▸ **Description of the task**
Which lines in the records below contain the word "router"? Copy each one out.

--- Start of Data to process ---

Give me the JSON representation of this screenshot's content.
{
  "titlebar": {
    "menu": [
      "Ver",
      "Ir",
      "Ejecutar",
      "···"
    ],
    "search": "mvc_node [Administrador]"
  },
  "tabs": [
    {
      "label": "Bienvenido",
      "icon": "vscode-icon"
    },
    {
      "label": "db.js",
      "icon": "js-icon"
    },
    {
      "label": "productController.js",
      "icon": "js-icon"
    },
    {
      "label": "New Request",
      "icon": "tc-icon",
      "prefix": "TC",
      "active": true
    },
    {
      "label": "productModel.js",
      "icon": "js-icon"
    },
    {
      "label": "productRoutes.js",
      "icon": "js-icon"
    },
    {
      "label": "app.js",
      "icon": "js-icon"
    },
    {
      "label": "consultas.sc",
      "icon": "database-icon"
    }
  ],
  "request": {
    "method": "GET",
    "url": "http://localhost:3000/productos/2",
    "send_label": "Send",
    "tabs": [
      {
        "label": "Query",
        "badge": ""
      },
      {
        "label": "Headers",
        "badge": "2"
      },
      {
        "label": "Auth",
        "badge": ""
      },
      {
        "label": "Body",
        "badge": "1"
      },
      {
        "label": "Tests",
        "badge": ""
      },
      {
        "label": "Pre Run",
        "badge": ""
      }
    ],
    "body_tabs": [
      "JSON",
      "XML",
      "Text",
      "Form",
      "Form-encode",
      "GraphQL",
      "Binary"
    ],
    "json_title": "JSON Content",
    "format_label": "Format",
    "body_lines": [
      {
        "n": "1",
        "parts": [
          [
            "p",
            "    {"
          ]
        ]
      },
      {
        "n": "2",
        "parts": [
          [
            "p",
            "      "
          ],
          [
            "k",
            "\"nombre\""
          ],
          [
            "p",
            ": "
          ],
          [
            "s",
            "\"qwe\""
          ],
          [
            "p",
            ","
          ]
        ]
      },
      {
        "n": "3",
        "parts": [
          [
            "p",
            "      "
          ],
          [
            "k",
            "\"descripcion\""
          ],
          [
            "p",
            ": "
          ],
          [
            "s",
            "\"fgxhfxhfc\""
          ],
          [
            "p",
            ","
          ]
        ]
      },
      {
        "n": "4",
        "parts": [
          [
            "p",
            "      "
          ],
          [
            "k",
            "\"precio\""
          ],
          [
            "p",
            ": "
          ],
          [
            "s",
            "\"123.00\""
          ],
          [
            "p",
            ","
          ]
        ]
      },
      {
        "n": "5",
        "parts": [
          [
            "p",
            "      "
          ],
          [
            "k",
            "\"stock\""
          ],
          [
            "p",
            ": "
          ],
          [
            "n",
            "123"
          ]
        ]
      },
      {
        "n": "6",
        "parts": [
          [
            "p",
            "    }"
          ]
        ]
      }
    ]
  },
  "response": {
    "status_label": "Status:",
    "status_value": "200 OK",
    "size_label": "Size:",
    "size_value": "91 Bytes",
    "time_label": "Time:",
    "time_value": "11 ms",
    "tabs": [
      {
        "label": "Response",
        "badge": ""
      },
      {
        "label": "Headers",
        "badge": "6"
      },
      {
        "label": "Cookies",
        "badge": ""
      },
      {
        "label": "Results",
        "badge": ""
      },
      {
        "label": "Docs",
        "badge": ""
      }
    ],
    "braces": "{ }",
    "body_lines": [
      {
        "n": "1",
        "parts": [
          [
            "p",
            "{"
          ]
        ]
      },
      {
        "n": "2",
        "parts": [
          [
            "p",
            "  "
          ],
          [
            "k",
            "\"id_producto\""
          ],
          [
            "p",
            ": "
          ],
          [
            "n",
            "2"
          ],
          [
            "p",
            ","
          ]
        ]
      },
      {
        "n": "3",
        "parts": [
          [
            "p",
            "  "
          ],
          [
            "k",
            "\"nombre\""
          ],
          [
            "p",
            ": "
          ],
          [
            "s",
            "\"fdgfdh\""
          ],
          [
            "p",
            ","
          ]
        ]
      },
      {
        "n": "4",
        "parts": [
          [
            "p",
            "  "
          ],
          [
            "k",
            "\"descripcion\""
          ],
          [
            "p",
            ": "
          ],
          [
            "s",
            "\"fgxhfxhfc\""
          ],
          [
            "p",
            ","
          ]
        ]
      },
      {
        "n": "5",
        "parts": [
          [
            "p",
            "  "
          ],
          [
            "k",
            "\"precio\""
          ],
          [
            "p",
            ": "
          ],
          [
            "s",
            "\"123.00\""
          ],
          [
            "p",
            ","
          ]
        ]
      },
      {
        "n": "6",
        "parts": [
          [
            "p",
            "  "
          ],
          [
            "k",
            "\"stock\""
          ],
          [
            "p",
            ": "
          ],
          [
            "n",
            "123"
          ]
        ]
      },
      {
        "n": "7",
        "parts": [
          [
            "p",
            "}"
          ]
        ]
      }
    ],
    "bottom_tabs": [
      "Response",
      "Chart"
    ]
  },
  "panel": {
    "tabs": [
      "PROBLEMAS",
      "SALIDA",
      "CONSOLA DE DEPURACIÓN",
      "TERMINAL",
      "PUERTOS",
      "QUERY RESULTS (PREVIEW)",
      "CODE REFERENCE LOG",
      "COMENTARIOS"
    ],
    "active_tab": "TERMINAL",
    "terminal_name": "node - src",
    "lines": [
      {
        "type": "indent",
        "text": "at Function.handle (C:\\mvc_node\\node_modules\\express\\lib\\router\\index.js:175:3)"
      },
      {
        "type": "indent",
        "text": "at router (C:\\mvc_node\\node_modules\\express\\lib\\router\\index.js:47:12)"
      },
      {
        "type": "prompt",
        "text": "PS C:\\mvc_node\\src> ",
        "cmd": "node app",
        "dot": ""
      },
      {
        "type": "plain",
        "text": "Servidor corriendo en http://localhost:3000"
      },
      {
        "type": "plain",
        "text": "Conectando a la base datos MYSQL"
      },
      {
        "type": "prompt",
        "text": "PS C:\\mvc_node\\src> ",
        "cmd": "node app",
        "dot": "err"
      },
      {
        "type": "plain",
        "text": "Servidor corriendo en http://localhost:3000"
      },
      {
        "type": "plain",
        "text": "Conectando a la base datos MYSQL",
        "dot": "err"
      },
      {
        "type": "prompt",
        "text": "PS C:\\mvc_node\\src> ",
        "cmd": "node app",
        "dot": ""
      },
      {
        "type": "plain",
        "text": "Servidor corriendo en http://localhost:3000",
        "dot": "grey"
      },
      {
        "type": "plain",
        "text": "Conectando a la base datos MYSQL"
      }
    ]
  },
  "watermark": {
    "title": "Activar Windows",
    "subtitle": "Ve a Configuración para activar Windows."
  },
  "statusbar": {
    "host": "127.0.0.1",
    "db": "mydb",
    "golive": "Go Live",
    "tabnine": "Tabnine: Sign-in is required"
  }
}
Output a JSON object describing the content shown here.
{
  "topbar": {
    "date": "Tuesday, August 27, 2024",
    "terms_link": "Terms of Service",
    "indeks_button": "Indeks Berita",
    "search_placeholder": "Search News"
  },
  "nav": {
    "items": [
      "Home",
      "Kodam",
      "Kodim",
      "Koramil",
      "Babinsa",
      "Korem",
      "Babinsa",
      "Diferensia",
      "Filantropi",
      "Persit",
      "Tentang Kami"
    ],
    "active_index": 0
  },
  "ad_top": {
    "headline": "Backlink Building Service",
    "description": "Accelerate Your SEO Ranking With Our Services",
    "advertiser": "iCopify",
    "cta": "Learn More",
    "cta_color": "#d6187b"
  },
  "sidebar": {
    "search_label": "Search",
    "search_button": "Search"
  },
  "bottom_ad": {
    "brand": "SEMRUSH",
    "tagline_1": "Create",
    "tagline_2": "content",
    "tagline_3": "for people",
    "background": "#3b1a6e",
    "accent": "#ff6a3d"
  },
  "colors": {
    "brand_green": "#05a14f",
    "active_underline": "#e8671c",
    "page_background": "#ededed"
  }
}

--- End of Data to process ---

▸ **Answer for this exercise**
        "text": "at Function.handle (C:\\mvc_node\\node_modules\\express\\lib\\router\\index.js:175:3)"
        "text": "at router (C:\\mvc_node\\node_modules\\express\\lib\\router\\index.js:47:12)"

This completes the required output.